Spot on. You'd think the last few months would give them some empathy towards introverts struggles in having to adapt to an extrovert world and workplace.
Redwinestillfine · 18/07/2020 12:44

Hopefully the good that will come from this will be much increased choices around where we work and flexibility inbuilt into contracts. I bet given the choice most people would opt for a blend of both. It would also massively help companies meet inevitable climate change targets.

bemusedmoose · 18/07/2020 17:47

They are forcing the 2nd wave and don't want to miss out on the revenue from Christmas shopping so want everything to open and fast. They don't care about health.

As for the rules - they pick them out of a hat moments before hr makes the news.

Keepdistance · 18/07/2020 19:10

bemused exactly.
Full schools pretty much 0 changes. Wanting people back in the office. And yet we can spread it in shops. Sounds a lot like 'masks dont work' except they needed them for protecting the nhs. And yet countries that used them did better.
Maybe planning early peak so bj can have a nice xmas

GinPin2 · 18/07/2020 20:05

@Meruem, it was all about money in Mid May when Boris decided that 4 & 5 yr olds should go back to school first on June 1st ! Certainly did not consider the health of the teachers.
@CantSayJack, yep exactly. Not allowed to wear masks in school with 30 children but compulsary to wear them in shops !!

chaosmaker · 18/07/2020 20:16

@crosseyedMary

The man's a fool I can't take him seriously he's like Ken Dodd with a posh voice (appreciate that Ken Dodd would score higher on integrity)
but Ken Dodd was a genius and an entertainer. that johnson is over privileged and pointless. The sooner we get rid of the public school system foisting upper class twits onto us for the ruling of the country, the better.
RoyEastmannKodak · 18/07/2020 22:14

@itsthefinalcountdown re your sibling in residential care... my DS is too. We have managed to negotiate visits by getting a Covid test every couple of weeks and visiting within 48 hours of a negative result. Speak to the manager.. emphasise how positive effect of a visit in sibling outweighs any negligible risk if visiting after a test. Worth a go

RoyEastmannKodak · 18/07/2020 22:15

*on sibling

sunseekin · 18/07/2020 22:22

[quote StatisticalSense]@cosycatsocks
Gyms reopen on the 25th but the guidelines on working from home don't change until the 25th. It is also true that getting people into the office will for many boost the level of exercise that they are doing. The government are also happy for you to buy a salad and fruit smoothie from the cafe if you really wanted rather than anything unhealthy. The truth is the economy is what funds the NHS which means protecting the NHS requires protecting the economy as much as physically possible, which simply cannot be said about hugs.[/quote]
This is very true but we don’t get this level of transparency from them. And we don’t know what’s true, what’s spin and what’s being hushed up. I don’t know how they can win the trust back, they’ve gone too far down the line. Although they don’t seem interesting in reflecting / changing track / evaluating their approach until it’s all over anyway.

sandra79 · 19/07/2020 09:49

Surely they can’t stop siblings meeting - I’ve known other siblings to meet who are in residential care, under 12 obviously ok without distancing but over you would have to, where is this child’s rights? Xx

RoyEastmannKodak · 19/07/2020 13:34

@sandra79

Surely they can’t stop siblings meeting - I’ve known other siblings to meet who are in residential care, under 12 obviously ok without distancing but over you would have to, where is this child’s rights? Xx
They can. As the restrictions get looser in the community, the risk in residential environments (care homes) becomes higher. At least temporarily. I work in one. It’s even more of a juggling act then we have to try and manage in the outside world. To get it wrong means the virus ripping through a place and possibly having catastrophic effect on already very vulnerable people.

So while I’ve missed DS (age 20) terribly, I alto fully understand the restrictions that have had to remain in place where he lives. Us having regular Covid tests has created a way of making a compromise with the home and DP and I being able to see him (in the garden, wearing full PPE). Last week we took a McDonald’s and had a lovely time. It means the world to see him.

[Dataset records]
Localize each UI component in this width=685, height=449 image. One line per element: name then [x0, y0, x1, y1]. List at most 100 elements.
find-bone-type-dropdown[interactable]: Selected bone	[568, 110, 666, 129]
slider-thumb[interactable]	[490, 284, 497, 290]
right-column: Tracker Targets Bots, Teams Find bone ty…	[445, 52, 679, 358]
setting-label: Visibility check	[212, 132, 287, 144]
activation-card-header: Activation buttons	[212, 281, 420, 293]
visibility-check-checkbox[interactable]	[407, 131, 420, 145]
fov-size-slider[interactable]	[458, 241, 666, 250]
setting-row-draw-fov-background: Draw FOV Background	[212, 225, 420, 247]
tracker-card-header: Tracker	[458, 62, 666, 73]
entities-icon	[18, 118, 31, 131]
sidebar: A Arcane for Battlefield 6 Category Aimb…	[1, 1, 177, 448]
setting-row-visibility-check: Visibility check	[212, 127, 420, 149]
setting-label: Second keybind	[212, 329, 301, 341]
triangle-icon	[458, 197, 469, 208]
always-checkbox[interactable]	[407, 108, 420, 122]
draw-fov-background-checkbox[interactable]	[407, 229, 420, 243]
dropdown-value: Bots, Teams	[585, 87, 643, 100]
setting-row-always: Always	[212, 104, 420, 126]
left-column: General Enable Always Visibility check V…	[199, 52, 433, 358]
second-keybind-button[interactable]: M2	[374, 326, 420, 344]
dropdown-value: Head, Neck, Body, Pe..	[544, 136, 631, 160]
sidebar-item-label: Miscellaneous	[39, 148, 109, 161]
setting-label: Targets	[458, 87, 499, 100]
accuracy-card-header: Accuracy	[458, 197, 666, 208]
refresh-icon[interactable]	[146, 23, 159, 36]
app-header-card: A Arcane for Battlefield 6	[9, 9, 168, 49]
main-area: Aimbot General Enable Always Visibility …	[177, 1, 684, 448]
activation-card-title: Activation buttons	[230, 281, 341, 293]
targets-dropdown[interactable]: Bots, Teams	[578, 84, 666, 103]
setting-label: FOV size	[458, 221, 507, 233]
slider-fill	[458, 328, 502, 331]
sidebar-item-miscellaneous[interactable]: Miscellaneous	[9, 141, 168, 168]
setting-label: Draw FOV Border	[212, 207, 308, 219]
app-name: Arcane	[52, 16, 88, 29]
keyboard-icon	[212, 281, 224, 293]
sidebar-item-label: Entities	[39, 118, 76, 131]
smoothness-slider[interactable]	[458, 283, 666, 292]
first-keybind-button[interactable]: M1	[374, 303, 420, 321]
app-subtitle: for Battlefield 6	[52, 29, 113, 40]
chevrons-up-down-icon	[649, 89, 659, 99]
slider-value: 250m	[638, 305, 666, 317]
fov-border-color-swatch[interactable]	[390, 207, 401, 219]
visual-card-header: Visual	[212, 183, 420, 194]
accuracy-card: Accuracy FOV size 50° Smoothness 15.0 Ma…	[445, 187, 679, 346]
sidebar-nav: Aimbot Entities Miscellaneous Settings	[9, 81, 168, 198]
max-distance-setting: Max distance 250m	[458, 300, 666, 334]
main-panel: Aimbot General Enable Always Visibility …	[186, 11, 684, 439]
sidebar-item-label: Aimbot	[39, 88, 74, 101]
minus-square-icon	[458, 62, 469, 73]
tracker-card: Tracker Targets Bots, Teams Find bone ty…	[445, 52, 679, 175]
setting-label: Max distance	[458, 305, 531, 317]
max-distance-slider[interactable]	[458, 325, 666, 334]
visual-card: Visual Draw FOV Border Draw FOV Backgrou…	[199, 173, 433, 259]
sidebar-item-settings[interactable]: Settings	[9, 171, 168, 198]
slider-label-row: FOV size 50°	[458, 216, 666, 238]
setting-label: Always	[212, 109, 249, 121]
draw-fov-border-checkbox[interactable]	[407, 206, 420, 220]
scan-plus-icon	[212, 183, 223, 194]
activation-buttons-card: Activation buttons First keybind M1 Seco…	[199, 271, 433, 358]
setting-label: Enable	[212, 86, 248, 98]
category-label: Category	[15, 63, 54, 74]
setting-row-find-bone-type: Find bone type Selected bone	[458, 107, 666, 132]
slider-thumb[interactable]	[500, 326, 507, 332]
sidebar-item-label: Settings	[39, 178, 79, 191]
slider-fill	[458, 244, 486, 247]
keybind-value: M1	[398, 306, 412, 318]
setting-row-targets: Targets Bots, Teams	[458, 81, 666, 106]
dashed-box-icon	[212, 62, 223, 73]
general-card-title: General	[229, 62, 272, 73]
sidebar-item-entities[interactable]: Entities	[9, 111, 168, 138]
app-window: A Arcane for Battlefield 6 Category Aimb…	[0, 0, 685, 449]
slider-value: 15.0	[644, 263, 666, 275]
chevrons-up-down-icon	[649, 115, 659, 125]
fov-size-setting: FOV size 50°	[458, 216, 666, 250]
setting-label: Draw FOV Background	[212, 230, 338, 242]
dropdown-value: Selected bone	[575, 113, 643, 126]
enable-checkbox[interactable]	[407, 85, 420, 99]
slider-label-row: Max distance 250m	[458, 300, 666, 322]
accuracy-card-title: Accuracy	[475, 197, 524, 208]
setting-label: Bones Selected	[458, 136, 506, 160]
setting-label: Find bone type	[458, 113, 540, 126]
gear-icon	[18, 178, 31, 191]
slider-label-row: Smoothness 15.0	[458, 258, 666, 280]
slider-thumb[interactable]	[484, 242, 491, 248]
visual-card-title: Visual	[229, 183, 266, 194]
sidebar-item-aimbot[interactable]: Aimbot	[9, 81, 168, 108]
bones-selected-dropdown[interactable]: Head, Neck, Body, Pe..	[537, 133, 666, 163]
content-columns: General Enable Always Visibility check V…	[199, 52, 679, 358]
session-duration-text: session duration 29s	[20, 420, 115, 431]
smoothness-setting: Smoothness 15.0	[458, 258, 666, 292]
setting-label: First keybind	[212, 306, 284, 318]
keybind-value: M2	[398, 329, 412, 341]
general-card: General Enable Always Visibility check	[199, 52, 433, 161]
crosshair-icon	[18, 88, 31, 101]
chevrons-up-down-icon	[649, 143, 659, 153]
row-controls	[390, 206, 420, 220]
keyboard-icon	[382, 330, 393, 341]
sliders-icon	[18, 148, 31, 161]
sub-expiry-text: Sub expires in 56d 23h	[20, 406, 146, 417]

## [WORK ORDER 1]
According to the forum thread, how did RoyEastmannKodak manage to negotiate visits to DS in residential care?
## [WORK ORDER 2]
Reproduce everything in the forum thread from "GinPin2 · 18/07/2020" down to "higher on integrity)".
Work from the forum thread alone.

## [RESPONSE 1]
By getting a Covid test every couple of weeks and visiting within 48 hours of a negative result.

## [RESPONSE 2]
GinPin2 · 18/07/2020 20:05

@Meruem, it was all about money in Mid May when Boris decided that 4 & 5 yr olds should go back to school first on June 1st ! Certainly did not consider the health of the teachers.
@CantSayJack, yep exactly. Not allowed to wear masks in school with 30 children but compulsary to wear them in shops !!

chaosmaker · 18/07/2020 20:16

@crosseyedMary

The man's a fool I can't take him seriously he's like Ken Dodd with a posh voice (appreciate that Ken Dodd would score higher on integrity)